DATA SUPPLIED:
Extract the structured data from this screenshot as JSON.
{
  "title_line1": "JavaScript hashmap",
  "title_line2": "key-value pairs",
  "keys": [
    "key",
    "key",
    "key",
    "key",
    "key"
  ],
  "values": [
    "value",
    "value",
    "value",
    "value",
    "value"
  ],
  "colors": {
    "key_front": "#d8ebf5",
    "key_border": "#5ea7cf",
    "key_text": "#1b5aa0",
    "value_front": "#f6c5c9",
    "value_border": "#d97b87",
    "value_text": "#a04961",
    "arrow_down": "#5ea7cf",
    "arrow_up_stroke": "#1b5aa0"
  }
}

WHAT YOU NEED TO DO:
Every line of the data above should be reproduced word for word.

RESPONSE TO THIS TASK:
Extract the structured data from this screenshot as JSON.
{
  "title_line1": "JavaScript hashmap",
  "title_line2": "key-value pairs",
  "keys": [
    "key",
    "key",
    "key",
    "key",
    "key"
  ],
  "values": [
    "value",
    "value",
    "value",
    "value",
    "value"
  ],
  "colors": {
    "key_front": "#d8ebf5",
    "key_border": "#5ea7cf",
    "key_text": "#1b5aa0",
    "value_front": "#f6c5c9",
    "value_border": "#d97b87",
    "value_text": "#a04961",
    "arrow_down": "#5ea7cf",
    "arrow_up_stroke": "#1b5aa0"
  }
}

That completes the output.